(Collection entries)
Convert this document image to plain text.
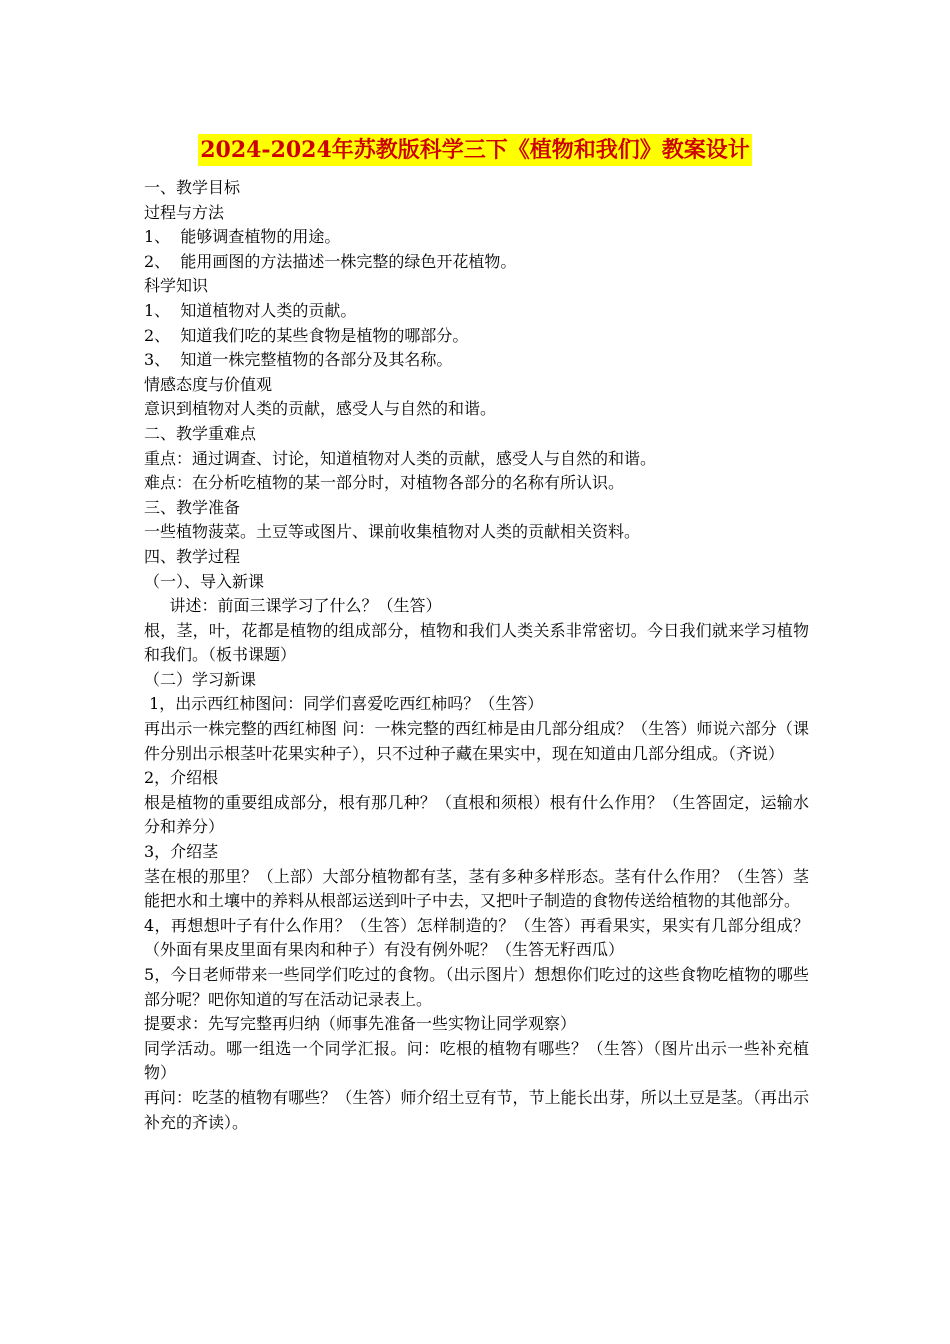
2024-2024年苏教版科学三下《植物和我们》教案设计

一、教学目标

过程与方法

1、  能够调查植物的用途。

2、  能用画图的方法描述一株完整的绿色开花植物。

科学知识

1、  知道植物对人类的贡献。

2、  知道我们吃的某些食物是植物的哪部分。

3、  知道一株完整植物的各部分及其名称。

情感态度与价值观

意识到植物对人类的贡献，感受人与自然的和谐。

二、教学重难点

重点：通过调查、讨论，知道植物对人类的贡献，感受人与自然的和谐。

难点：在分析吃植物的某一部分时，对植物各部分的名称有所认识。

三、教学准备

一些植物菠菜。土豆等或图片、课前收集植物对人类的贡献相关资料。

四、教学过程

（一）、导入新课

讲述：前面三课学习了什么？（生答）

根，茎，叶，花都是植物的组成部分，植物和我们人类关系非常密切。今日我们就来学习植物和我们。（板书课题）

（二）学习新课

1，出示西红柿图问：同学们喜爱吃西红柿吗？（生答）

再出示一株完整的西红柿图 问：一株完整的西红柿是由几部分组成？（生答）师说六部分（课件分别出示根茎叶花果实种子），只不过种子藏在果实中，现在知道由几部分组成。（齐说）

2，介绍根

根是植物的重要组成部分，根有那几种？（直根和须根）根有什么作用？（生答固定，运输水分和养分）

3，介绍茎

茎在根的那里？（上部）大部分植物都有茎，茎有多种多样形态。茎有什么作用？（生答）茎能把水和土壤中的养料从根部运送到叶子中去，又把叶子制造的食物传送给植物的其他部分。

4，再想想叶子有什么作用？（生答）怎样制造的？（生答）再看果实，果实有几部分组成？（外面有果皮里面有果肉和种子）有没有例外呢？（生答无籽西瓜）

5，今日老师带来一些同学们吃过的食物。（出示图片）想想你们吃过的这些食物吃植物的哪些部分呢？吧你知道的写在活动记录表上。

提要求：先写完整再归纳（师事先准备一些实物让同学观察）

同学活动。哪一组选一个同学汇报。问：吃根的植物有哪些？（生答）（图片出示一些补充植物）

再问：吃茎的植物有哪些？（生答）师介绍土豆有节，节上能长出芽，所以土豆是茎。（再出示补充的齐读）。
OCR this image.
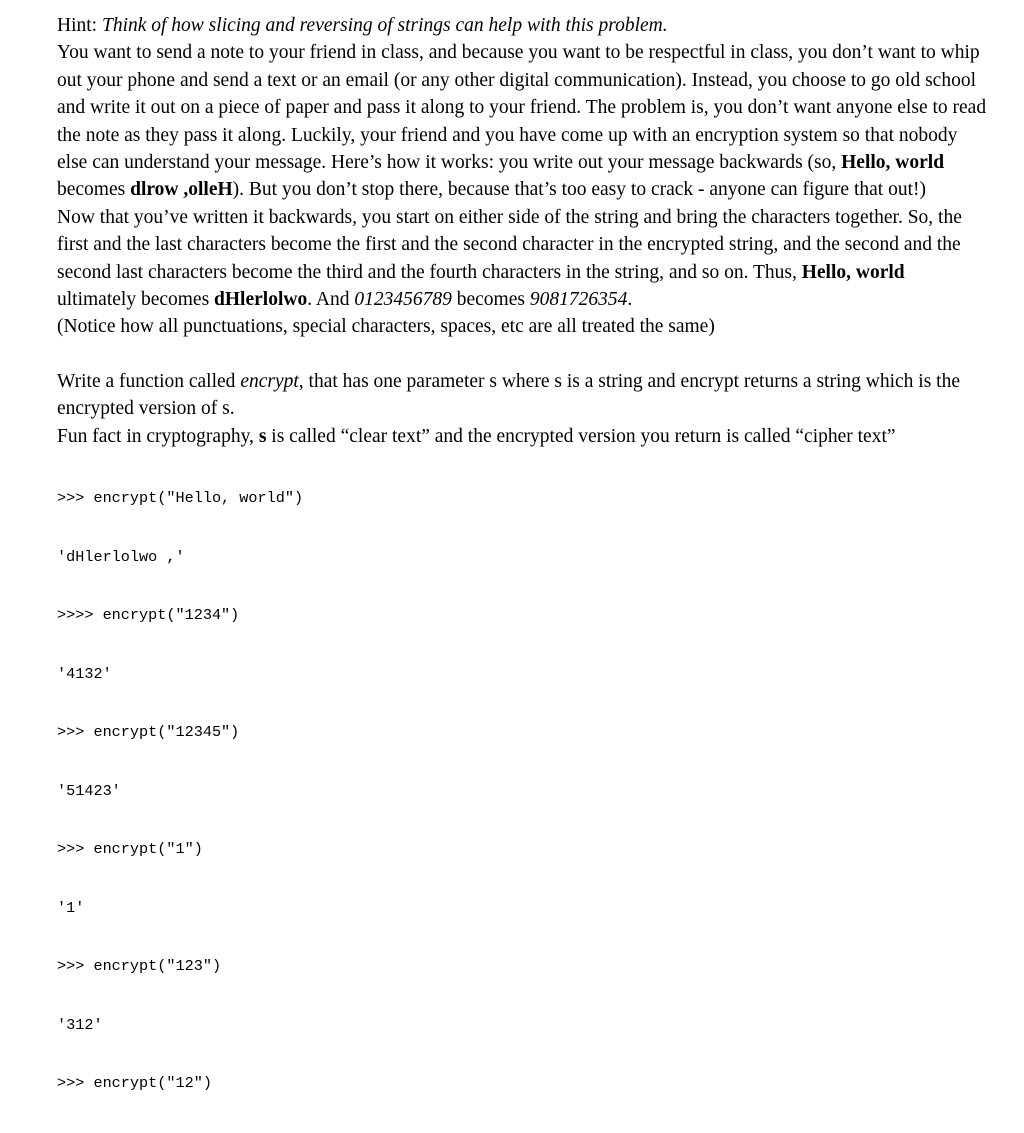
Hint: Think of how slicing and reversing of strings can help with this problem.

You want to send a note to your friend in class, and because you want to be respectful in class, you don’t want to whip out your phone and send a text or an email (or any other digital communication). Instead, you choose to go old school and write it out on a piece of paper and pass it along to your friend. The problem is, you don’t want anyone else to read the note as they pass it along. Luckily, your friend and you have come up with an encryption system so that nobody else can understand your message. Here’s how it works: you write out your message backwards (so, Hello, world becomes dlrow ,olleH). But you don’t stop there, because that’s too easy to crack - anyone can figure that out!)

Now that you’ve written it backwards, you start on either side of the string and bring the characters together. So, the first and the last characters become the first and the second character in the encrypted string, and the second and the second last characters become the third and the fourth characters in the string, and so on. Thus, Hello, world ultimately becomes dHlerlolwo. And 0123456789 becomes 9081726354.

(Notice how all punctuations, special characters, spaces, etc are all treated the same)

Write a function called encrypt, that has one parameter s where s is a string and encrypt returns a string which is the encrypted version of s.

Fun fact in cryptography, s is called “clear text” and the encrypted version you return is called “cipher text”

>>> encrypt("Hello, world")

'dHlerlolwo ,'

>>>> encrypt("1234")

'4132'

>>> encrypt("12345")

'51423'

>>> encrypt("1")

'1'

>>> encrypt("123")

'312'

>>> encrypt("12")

§ **SET TASK**:
Extract each line holding the word "dHlerlolwo" from the records.

§ **PROBLEM SOLUTION**:
Now that you’ve written it backwards, you start on either side of the string and bring the characters together. So, the first and the last characters become the first and the second character in the encrypted string, and the second and the second last characters become the third and the fourth characters in the string, and so on. Thus, Hello, world ultimately becomes dHlerlolwo. And 0123456789 becomes 9081726354.
'dHlerlolwo ,'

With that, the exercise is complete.